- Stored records

▬▬▬

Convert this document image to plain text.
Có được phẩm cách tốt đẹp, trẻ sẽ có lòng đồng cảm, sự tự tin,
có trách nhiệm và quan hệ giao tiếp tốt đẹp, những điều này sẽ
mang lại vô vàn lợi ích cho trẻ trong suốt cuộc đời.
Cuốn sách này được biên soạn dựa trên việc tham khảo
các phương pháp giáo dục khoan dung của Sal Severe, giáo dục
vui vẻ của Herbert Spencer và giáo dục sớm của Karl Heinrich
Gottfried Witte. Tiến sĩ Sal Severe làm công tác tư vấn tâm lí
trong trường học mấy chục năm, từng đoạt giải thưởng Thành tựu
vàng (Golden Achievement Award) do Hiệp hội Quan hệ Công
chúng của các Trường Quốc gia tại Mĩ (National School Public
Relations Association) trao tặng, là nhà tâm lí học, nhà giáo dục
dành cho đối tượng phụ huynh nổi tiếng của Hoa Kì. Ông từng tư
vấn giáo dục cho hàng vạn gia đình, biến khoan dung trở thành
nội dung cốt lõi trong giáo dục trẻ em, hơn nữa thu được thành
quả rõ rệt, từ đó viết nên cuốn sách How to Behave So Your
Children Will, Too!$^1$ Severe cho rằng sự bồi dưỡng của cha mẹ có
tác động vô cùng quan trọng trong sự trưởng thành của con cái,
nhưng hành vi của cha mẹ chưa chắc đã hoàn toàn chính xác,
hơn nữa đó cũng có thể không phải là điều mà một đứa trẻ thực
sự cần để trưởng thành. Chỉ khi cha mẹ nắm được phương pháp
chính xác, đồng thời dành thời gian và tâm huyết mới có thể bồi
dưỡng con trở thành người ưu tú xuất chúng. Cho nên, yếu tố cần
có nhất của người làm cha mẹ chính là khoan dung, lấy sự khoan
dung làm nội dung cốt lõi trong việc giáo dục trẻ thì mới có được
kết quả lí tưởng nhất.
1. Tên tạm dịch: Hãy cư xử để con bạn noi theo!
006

▬▬▬

- What the task requires
Filter out every line that lacks the word "dưỡng", and copy the rest.

- Task response
Children Will, Too!$^1$ Severe cho rằng sự bồi dưỡng của cha mẹ có
dưỡng con trở thành người ưu tú xuất chúng. Cho nên, yếu tố cần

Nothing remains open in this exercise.